Challenge A — From the digits problem below, output the passage that begins at the words "Checkout 2 different" and ends after the words "this integer value.", copied verbatim.
____
Subtract the Product and Sum of Digits of an Integer

EASY

Description

Given an integer number n, return the difference between the product of its digits and the sum of its digits.

 

Example 1:

Input: n = 234
Output: 15 
Explanation: 
Product of digits = 2 * 3 * 4 = 24 
Sum of digits = 2 + 3 + 4 = 9 
Result = 24 - 9 = 15

Example 2:

Input: n = 4421
Output: 21
Explanation: 
Product of digits = 4 * 4 * 2 * 1 = 32 
Sum of digits = 4 + 4 + 2 + 1 = 11 
Result = 32 - 11 = 21

 

Constraints:

  • 1 <= n <= 10^5

Approaches

Checkout 2 different approaches to solve Subtract the Product and Sum of Digits of an Integer. Click on different approaches to view the approach and algorithm in detail.

String Conversion and Iteration

This approach involves converting the integer into a string. Once we have the string representation, we can iterate through each character, convert it back to its numeric value, and then calculate the product and sum of these digits.

Algorithm

  • Convert the input integer n to its string representation.
  • Initialize two variables: sumOfDigits to 0 and productOfDigits to 1.
  • Iterate through each character of the string.
  • For each character, convert it to its integer equivalent.
  • Add this integer value to sumOfDigits.
  • Multiply productOfDigits by this integer value.
  • After the loop finishes, return the difference productOfDigits - sumOfDigits.
____
Challenge B — Return the lines of the listing below verbatim, starting at its first line and ending after the line that contains "credit-text: Template provided".

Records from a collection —
____
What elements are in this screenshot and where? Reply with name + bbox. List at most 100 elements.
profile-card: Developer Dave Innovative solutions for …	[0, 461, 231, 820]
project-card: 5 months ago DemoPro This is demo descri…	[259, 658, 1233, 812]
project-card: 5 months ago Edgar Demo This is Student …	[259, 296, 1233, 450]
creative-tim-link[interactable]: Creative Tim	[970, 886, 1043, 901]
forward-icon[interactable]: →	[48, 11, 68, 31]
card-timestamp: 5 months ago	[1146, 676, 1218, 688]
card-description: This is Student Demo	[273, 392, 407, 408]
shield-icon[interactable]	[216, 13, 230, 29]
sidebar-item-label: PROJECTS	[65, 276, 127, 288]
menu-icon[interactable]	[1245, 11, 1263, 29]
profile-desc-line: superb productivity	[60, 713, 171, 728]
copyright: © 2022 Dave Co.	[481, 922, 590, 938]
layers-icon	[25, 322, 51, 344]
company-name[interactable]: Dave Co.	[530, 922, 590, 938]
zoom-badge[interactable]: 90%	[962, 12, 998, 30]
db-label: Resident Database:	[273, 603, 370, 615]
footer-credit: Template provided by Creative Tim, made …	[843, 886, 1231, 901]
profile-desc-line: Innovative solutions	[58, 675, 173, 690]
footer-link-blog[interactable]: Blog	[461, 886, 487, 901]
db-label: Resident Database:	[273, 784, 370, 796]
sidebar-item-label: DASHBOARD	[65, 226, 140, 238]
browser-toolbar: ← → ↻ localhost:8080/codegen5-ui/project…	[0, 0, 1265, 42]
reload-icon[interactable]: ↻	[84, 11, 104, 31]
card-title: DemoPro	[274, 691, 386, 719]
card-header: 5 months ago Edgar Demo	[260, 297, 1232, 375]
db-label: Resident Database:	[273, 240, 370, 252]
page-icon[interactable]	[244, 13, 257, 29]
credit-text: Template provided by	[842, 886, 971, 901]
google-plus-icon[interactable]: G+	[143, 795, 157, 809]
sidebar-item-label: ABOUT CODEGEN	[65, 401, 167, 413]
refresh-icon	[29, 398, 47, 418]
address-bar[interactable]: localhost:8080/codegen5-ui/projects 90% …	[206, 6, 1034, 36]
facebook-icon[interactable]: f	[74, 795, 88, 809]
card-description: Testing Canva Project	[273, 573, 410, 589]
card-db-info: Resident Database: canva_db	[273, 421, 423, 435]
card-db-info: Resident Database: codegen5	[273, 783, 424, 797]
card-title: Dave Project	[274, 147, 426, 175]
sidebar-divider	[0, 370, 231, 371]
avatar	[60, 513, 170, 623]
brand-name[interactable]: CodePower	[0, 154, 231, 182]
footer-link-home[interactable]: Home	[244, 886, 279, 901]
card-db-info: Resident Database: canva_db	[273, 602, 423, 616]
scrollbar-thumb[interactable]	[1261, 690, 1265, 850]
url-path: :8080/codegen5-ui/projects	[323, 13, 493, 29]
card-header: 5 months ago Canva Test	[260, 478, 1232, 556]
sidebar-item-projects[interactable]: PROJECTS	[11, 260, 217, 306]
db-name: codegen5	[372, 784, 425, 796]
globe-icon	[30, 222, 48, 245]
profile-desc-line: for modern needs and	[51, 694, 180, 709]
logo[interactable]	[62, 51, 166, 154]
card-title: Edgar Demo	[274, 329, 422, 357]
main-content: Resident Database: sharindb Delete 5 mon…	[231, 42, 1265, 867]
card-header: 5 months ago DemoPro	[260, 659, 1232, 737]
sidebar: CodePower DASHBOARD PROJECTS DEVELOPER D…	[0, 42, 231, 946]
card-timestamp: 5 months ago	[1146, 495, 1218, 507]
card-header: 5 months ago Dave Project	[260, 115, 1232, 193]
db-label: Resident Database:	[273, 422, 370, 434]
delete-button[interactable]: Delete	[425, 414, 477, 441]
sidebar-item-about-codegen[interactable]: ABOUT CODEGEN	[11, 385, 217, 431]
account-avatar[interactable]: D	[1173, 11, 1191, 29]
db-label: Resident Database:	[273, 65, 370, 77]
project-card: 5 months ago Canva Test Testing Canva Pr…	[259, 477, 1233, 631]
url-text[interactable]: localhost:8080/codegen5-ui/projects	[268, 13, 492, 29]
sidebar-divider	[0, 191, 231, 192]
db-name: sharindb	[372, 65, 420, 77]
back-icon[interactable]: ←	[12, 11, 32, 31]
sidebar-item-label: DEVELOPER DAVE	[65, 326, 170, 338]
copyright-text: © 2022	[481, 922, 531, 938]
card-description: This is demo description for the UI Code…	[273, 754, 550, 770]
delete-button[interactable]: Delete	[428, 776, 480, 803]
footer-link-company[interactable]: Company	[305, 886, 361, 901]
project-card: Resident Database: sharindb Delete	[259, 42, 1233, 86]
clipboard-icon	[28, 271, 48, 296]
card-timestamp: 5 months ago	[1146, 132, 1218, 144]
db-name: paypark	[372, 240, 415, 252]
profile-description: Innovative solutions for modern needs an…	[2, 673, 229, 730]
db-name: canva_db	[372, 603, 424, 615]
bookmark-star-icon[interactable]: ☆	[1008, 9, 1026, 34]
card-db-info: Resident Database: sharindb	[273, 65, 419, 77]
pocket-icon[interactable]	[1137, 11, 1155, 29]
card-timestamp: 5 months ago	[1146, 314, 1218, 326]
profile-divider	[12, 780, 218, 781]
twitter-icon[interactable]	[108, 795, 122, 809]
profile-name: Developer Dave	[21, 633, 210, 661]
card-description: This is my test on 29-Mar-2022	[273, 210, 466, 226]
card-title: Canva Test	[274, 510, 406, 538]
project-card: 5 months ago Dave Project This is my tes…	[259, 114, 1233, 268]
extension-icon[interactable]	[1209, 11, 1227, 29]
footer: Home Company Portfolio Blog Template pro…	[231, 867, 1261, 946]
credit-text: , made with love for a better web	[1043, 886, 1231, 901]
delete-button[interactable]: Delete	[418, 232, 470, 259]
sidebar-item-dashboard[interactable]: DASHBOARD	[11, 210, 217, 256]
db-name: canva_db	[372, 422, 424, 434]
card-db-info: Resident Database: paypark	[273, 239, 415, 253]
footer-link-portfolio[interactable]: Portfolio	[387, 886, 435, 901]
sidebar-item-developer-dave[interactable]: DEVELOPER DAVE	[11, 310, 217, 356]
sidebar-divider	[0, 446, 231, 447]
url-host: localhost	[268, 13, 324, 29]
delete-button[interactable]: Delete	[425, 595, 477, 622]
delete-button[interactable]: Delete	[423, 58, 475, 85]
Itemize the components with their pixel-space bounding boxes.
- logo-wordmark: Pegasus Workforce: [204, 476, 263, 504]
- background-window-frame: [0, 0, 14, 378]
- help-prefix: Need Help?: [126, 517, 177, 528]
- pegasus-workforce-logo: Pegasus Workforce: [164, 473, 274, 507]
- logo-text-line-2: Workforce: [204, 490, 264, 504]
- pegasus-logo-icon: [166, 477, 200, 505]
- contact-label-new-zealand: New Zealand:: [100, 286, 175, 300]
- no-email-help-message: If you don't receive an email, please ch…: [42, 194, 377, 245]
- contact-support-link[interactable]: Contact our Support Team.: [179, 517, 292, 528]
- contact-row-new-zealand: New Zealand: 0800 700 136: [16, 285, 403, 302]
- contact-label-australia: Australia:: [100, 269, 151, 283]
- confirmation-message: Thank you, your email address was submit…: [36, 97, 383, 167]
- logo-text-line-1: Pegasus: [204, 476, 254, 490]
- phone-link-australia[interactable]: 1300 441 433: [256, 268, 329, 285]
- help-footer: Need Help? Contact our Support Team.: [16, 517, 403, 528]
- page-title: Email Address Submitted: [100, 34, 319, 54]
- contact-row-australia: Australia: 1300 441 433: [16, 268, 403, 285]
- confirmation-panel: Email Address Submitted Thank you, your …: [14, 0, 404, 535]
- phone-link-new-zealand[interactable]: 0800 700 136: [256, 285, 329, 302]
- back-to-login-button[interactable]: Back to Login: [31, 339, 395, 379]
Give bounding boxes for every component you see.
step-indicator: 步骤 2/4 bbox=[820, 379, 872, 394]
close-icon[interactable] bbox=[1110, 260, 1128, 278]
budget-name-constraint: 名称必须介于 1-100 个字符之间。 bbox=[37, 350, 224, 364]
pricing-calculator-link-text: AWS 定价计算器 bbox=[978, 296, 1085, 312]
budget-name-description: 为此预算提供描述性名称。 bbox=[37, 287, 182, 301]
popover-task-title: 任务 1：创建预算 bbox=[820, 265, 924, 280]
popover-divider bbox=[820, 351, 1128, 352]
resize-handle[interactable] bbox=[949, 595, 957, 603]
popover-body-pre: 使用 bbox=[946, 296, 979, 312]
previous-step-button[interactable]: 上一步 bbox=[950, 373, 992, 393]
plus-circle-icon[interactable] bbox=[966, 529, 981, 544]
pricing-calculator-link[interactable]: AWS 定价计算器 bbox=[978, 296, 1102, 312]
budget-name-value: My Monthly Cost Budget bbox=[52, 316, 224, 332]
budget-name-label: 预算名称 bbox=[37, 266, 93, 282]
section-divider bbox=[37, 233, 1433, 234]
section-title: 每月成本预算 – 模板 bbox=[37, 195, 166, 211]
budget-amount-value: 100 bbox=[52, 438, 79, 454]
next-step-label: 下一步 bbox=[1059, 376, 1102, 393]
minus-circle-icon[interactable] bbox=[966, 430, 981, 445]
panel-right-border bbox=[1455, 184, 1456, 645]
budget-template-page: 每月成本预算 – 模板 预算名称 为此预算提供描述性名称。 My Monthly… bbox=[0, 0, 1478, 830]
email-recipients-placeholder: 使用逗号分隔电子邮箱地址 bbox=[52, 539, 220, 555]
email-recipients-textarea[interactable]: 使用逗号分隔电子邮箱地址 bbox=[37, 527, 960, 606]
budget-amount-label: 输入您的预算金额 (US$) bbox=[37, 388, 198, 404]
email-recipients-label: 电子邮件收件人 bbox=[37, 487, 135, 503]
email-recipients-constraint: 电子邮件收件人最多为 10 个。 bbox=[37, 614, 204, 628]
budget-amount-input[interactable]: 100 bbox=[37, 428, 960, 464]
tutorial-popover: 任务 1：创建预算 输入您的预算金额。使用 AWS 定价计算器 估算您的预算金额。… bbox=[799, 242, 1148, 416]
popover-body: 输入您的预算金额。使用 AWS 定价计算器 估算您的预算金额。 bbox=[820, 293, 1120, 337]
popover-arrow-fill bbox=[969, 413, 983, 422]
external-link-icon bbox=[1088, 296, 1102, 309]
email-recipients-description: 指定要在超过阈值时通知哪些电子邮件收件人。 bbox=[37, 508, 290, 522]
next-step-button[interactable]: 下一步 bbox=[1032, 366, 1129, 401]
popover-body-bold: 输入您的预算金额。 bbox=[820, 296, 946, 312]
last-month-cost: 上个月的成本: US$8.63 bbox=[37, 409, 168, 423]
____
Correct answer A —
Checkout 2 different approaches to solve Subtract the Product and Sum of Digits of an Integer. Click on different approaches to view the approach and algorithm in detail.

String Conversion and Iteration

This approach involves converting the integer into a string. Once we have the string representation, we can iterate through each character, convert it back to its numeric value, and then calculate the product and sum of these digits.

Algorithm

  • Convert the input integer n to its string representation.
  • Initialize two variables: sumOfDigits to 0 and productOfDigits to 1.
  • Iterate through each character of the string.
  • For each character, convert it to its integer equivalent.
  • Add this integer value to sumOfDigits.
  • Multiply productOfDigits by this integer value.

Correct answer B —
What elements are in this screenshot and where? Reply with name + bbox. List at most 100 elements.
profile-card: Developer Dave Innovative solutions for …	[0, 461, 231, 820]
project-card: 5 months ago DemoPro This is demo descri…	[259, 658, 1233, 812]
project-card: 5 months ago Edgar Demo This is Student …	[259, 296, 1233, 450]
creative-tim-link[interactable]: Creative Tim	[970, 886, 1043, 901]
forward-icon[interactable]: →	[48, 11, 68, 31]
card-timestamp: 5 months ago	[1146, 676, 1218, 688]
card-description: This is Student Demo	[273, 392, 407, 408]
shield-icon[interactable]	[216, 13, 230, 29]
sidebar-item-label: PROJECTS	[65, 276, 127, 288]
menu-icon[interactable]	[1245, 11, 1263, 29]
profile-desc-line: superb productivity	[60, 713, 171, 728]
copyright: © 2022 Dave Co.	[481, 922, 590, 938]
layers-icon	[25, 322, 51, 344]
company-name[interactable]: Dave Co.	[530, 922, 590, 938]
zoom-badge[interactable]: 90%	[962, 12, 998, 30]
db-label: Resident Database:	[273, 603, 370, 615]
footer-credit: Template provided by Creative Tim, made …	[843, 886, 1231, 901]
profile-desc-line: Innovative solutions	[58, 675, 173, 690]
footer-link-blog[interactable]: Blog	[461, 886, 487, 901]
db-label: Resident Database:	[273, 784, 370, 796]
sidebar-item-label: DASHBOARD	[65, 226, 140, 238]
browser-toolbar: ← → ↻ localhost:8080/codegen5-ui/project…	[0, 0, 1265, 42]
reload-icon[interactable]: ↻	[84, 11, 104, 31]
card-title: DemoPro	[274, 691, 386, 719]
card-header: 5 months ago Edgar Demo	[260, 297, 1232, 375]
db-label: Resident Database:	[273, 240, 370, 252]
page-icon[interactable]	[244, 13, 257, 29]
credit-text: Template provided by	[842, 886, 971, 901]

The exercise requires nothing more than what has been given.